• **Exercise requirements**
Copy each line where the word "JSON" occurs.

• **The input**
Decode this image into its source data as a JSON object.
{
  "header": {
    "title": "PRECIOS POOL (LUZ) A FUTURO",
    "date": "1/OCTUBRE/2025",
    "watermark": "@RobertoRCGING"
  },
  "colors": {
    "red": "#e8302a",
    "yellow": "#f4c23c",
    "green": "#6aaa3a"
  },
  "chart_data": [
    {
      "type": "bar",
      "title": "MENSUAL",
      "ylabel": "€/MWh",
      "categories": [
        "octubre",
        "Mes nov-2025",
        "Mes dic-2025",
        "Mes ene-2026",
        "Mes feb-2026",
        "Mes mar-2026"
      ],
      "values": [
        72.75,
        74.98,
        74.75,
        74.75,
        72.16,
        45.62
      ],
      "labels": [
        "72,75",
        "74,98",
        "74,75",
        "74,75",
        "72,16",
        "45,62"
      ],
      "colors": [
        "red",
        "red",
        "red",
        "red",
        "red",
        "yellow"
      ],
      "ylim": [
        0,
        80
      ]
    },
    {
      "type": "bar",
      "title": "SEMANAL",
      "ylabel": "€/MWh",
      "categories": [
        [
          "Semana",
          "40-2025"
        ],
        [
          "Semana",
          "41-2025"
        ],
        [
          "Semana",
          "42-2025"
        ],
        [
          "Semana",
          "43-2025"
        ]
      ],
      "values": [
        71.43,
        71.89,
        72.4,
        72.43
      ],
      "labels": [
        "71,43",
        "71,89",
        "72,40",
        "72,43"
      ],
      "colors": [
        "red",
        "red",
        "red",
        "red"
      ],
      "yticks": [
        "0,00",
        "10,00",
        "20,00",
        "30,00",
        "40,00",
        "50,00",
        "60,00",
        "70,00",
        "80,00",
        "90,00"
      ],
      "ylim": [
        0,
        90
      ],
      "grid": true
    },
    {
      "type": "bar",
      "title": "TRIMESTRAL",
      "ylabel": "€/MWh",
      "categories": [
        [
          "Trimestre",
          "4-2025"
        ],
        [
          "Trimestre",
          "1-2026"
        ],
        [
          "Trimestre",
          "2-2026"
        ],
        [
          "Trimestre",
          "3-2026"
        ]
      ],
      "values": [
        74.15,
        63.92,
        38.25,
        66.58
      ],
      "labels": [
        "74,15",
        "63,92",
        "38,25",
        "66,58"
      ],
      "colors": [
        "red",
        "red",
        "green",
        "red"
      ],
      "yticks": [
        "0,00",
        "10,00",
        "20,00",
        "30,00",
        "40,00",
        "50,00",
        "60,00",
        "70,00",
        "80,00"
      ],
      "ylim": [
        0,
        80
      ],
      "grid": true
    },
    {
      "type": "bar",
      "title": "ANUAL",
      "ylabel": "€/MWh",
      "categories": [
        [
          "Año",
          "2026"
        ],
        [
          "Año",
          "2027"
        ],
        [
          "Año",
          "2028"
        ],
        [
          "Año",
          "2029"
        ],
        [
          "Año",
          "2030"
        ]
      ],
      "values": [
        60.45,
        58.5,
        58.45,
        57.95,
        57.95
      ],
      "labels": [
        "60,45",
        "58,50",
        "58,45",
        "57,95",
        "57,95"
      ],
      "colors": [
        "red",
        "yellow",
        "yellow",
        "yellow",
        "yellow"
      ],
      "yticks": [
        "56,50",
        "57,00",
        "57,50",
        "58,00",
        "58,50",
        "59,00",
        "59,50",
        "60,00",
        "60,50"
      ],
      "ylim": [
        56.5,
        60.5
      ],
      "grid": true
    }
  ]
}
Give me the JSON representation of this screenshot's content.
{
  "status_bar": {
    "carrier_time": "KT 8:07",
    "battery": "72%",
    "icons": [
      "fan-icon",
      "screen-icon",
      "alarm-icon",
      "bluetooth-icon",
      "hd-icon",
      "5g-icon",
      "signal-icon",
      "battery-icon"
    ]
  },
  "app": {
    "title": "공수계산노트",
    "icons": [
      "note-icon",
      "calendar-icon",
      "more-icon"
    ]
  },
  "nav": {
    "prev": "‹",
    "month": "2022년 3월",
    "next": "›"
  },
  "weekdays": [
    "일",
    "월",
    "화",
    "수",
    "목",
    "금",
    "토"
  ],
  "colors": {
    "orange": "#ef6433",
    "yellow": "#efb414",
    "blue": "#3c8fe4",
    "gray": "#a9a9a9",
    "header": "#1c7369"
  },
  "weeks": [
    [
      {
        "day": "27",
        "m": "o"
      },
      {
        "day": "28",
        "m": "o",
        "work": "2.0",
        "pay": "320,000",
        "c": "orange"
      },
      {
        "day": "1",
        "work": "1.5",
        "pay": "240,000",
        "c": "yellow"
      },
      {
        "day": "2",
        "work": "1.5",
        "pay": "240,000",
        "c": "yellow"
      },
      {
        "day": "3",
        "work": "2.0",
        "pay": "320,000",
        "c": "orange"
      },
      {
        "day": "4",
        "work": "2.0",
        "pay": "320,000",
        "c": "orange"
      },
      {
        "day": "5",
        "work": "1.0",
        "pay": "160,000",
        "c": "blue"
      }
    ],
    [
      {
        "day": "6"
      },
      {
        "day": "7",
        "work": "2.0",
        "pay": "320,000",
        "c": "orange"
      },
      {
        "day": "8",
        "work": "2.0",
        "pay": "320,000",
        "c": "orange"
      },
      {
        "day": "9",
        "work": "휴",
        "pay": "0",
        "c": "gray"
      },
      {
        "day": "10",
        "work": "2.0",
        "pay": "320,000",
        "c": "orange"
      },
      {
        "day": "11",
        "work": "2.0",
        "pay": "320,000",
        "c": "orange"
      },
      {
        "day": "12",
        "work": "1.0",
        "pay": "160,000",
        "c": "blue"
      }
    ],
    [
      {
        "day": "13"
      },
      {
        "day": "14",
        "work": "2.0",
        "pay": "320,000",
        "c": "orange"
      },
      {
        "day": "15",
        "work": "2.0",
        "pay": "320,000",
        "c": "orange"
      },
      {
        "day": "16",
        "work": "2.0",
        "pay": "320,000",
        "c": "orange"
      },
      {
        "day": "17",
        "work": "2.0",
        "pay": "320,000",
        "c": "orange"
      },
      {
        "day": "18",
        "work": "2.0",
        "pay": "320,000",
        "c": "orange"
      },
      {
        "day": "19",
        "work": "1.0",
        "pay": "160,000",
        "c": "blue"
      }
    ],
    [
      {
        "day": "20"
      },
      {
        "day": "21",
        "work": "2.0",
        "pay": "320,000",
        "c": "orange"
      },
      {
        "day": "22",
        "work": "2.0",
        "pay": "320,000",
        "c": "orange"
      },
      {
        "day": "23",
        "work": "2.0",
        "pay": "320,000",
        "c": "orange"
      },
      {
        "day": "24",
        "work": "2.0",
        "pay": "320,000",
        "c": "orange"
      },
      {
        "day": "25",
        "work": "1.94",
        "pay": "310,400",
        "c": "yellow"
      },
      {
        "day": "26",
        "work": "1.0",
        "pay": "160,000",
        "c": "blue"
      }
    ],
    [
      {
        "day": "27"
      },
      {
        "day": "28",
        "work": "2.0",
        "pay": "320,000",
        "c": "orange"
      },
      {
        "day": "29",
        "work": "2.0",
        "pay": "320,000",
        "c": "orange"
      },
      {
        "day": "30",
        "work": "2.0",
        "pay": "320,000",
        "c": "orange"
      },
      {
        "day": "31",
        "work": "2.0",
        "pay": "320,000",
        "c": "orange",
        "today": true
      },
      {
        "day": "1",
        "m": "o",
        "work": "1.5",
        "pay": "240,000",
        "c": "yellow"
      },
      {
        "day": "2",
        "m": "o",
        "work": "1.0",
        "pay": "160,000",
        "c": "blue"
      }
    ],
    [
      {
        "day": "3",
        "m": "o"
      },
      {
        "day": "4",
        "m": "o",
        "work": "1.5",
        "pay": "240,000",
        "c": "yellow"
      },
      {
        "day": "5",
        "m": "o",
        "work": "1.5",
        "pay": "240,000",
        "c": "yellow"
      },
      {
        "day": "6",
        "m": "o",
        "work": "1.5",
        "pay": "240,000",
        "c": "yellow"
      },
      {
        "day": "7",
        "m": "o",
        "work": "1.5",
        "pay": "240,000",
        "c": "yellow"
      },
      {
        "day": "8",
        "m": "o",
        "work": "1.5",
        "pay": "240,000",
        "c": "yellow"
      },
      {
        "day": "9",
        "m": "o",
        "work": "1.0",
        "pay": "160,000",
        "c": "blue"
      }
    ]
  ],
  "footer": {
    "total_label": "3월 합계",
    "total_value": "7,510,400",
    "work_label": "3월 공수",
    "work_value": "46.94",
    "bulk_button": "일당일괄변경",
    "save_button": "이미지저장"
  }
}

• **Exercise solution**
Decode this image into its source data as a JSON object.
Give me the JSON representation of this screenshot's content.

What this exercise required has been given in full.